*Requirement*.
Lay out every line of the entries below as a numbered list, skipping blank lines and leaving out the pictures.

*Exercise materials*.
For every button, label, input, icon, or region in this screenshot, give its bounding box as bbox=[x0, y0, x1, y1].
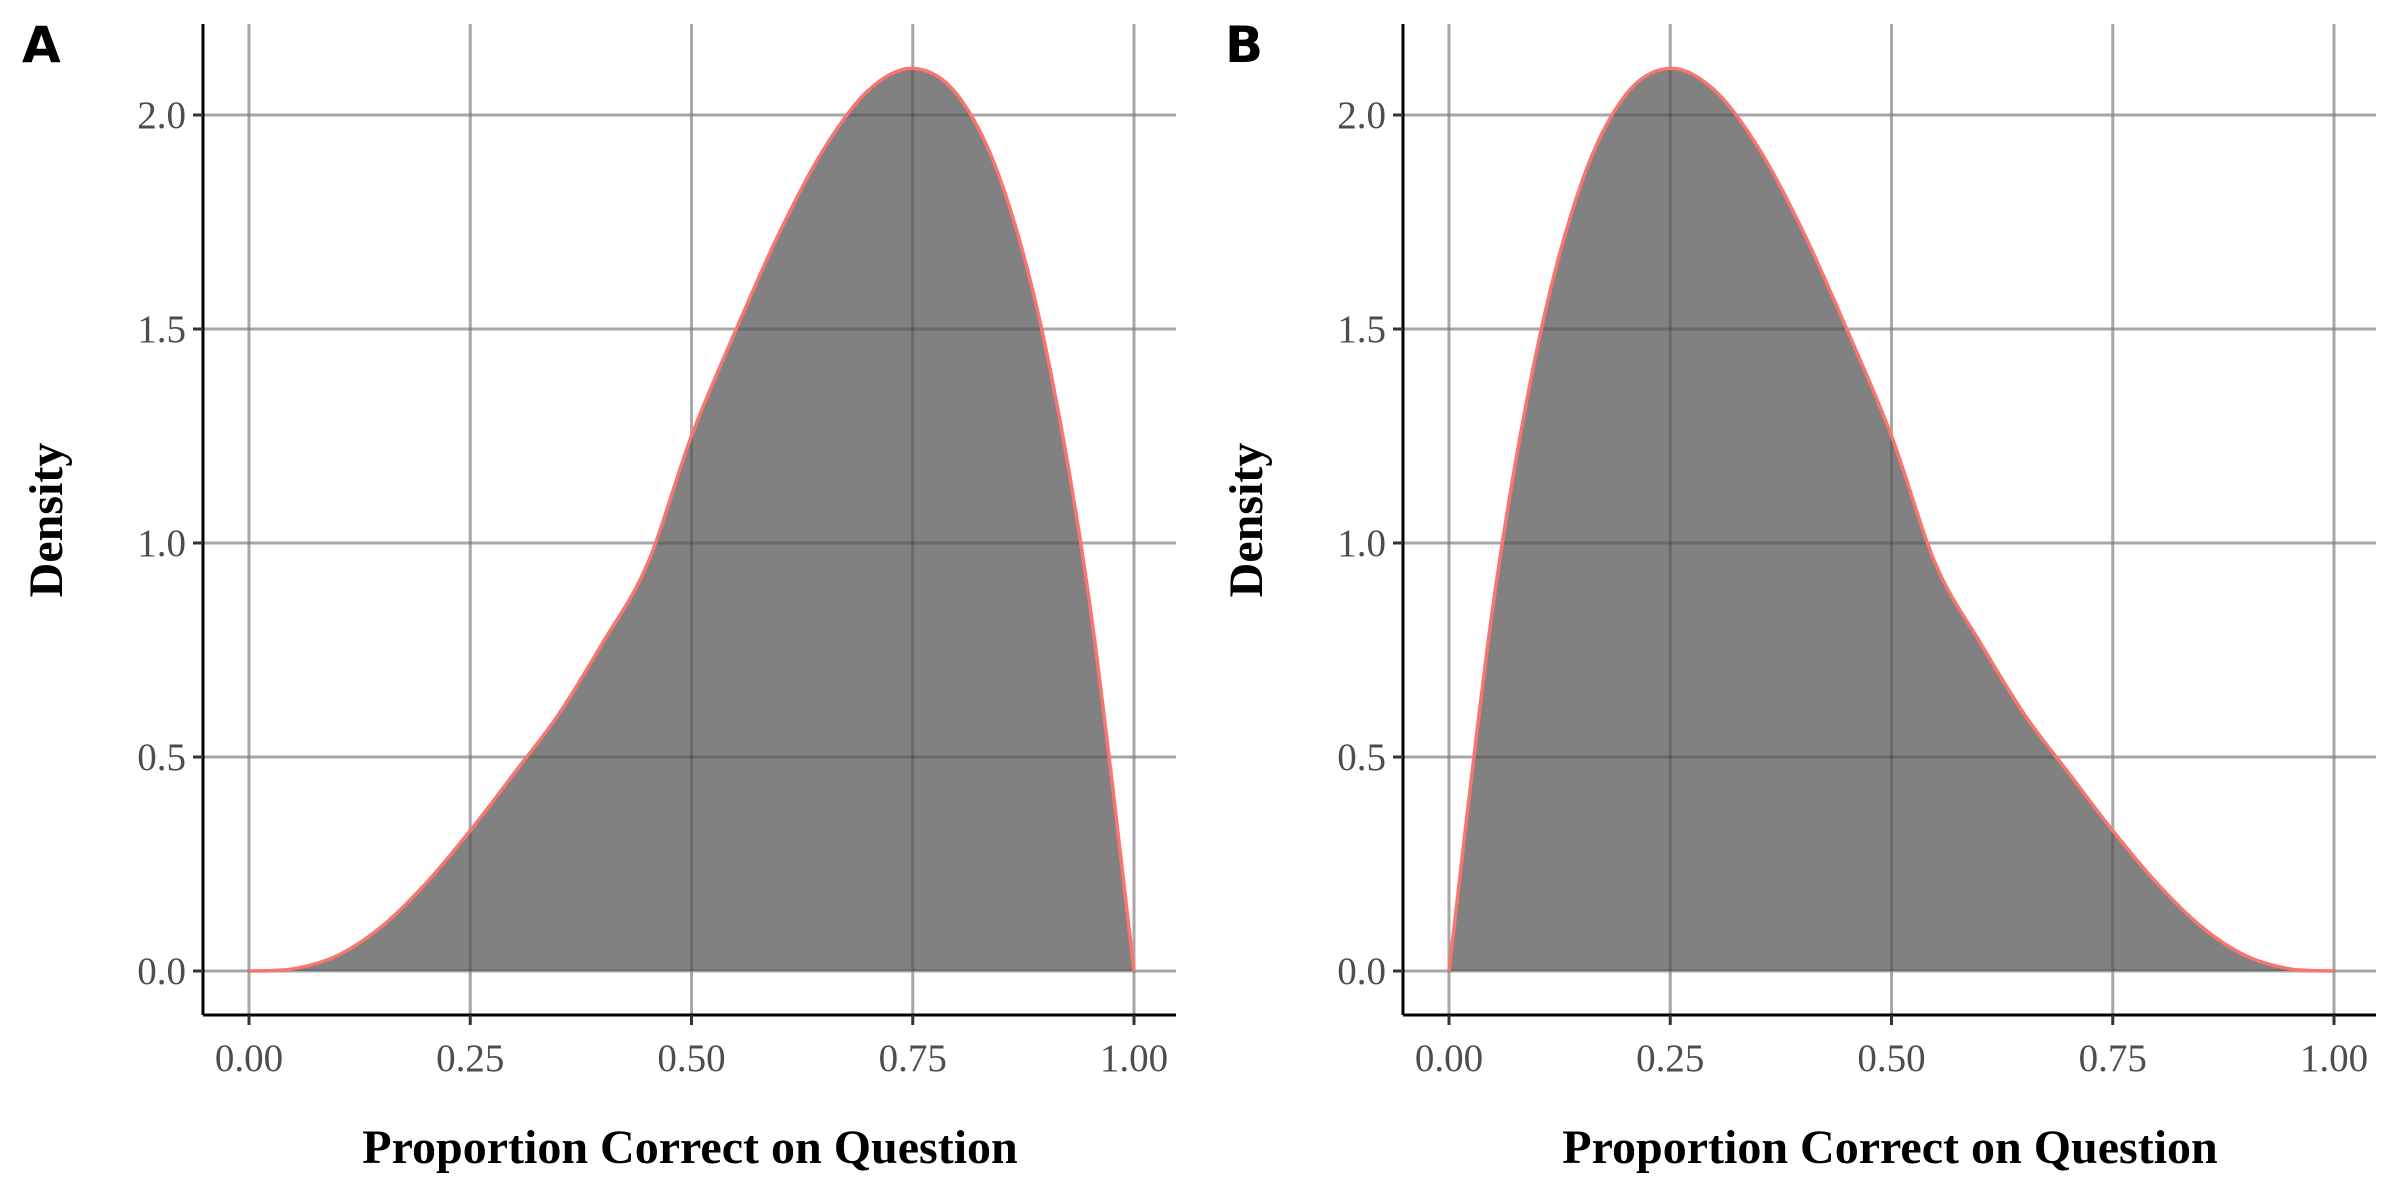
panel-a-density-area bbox=[249, 68, 1134, 972]
panel-a-y-tick-label-2: 1.0 bbox=[137, 522, 186, 565]
panel-b-x-tick-label-0: 0.00 bbox=[1415, 1037, 1483, 1080]
panel-a-x-tick-label-0: 0.00 bbox=[215, 1037, 283, 1080]
panel-a-y-tick-label-1: 0.5 bbox=[137, 736, 186, 779]
panel-b-x-tick-label-1: 0.25 bbox=[1636, 1037, 1704, 1080]
panel-b-x-tick-label-3: 0.75 bbox=[2079, 1037, 2147, 1080]
panel-a-tag: A bbox=[22, 16, 61, 74]
panel-b-y-tick-label-2: 1.0 bbox=[1337, 522, 1386, 565]
panel-a-y-tick-label-4: 2.0 bbox=[137, 94, 186, 137]
panel-b-x-tick-label-2: 0.50 bbox=[1857, 1037, 1925, 1080]
panel-a-y-tick-label-0: 0.0 bbox=[137, 950, 186, 993]
panel-a-x-axis-title: Proportion Correct on Question bbox=[362, 1121, 1018, 1174]
panel-b-tag: B bbox=[1225, 16, 1263, 74]
panel-b-density-line bbox=[1447, 66, 2335, 973]
panel-a-x-tick-label-2: 0.50 bbox=[657, 1037, 725, 1080]
panel-b-x-axis-title: Proportion Correct on Question bbox=[1562, 1121, 2218, 1174]
panel-a-x-tick-label-1: 0.25 bbox=[436, 1037, 504, 1080]
panel-a-y-tick-label-3: 1.5 bbox=[137, 308, 186, 351]
panel-b-y-tick-label-3: 1.5 bbox=[1337, 308, 1386, 351]
panel-a-density-line bbox=[248, 66, 1136, 973]
panel-b-density-area bbox=[1449, 68, 2334, 972]
panel-a-y-axis-title: Density bbox=[20, 443, 73, 598]
panel-a-x-tick-label-4: 1.00 bbox=[1100, 1037, 1168, 1080]
panel-a-x-tick-label-3: 0.75 bbox=[879, 1037, 947, 1080]
panel-b-x-tick-label-4: 1.00 bbox=[2300, 1037, 2368, 1080]
panel-b-y-tick-label-0: 0.0 bbox=[1337, 950, 1386, 993]
panel-b-y-tick-label-1: 0.5 bbox=[1337, 736, 1386, 779]
panel-b-y-axis-title: Density bbox=[1220, 443, 1273, 598]
panel-b-y-tick-label-4: 2.0 bbox=[1337, 94, 1386, 137]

*Exercise result*.
1. For every button, label, input, icon, or region in this screenshot, give its bounding box as bbox=[x0, y0, x1, y1].
2. panel-a-density-area bbox=[249, 68, 1134, 972]
3. panel-a-y-tick-label-2: 1.0 bbox=[137, 522, 186, 565]
4. panel-b-x-tick-label-0: 0.00 bbox=[1415, 1037, 1483, 1080]
5. panel-a-x-tick-label-0: 0.00 bbox=[215, 1037, 283, 1080]
6. panel-a-y-tick-label-1: 0.5 bbox=[137, 736, 186, 779]
7. panel-b-x-tick-label-1: 0.25 bbox=[1636, 1037, 1704, 1080]
8. panel-b-x-tick-label-3: 0.75 bbox=[2079, 1037, 2147, 1080]
9. panel-a-tag: A bbox=[22, 16, 61, 74]
10. panel-b-y-tick-label-2: 1.0 bbox=[1337, 522, 1386, 565]
11. panel-a-y-tick-label-4: 2.0 bbox=[137, 94, 186, 137]
12. panel-b-x-tick-label-2: 0.50 bbox=[1857, 1037, 1925, 1080]
13. panel-a-y-tick-label-0: 0.0 bbox=[137, 950, 186, 993]
14. panel-a-x-axis-title: Proportion Correct on Question bbox=[362, 1121, 1018, 1174]
15. panel-b-tag: B bbox=[1225, 16, 1263, 74]
16. panel-b-density-line bbox=[1447, 66, 2335, 973]
17. panel-a-x-tick-label-2: 0.50 bbox=[657, 1037, 725, 1080]
18. panel-b-x-axis-title: Proportion Correct on Question bbox=[1562, 1121, 2218, 1174]
19. panel-a-x-tick-label-1: 0.25 bbox=[436, 1037, 504, 1080]
20. panel-a-y-tick-label-3: 1.5 bbox=[137, 308, 186, 351]
21. panel-b-y-tick-label-3: 1.5 bbox=[1337, 308, 1386, 351]
22. panel-a-density-line bbox=[248, 66, 1136, 973]
23. panel-b-density-area bbox=[1449, 68, 2334, 972]
24. panel-a-y-axis-title: Density bbox=[20, 443, 73, 598]
25. panel-a-x-tick-label-4: 1.00 bbox=[1100, 1037, 1168, 1080]
26. panel-a-x-tick-label-3: 0.75 bbox=[879, 1037, 947, 1080]
27. panel-b-x-tick-label-4: 1.00 bbox=[2300, 1037, 2368, 1080]
28. panel-b-y-tick-label-0: 0.0 bbox=[1337, 950, 1386, 993]
29. panel-b-y-tick-label-1: 0.5 bbox=[1337, 736, 1386, 779]
30. panel-b-y-axis-title: Density bbox=[1220, 443, 1273, 598]
31. panel-b-y-tick-label-4: 2.0 bbox=[1337, 94, 1386, 137]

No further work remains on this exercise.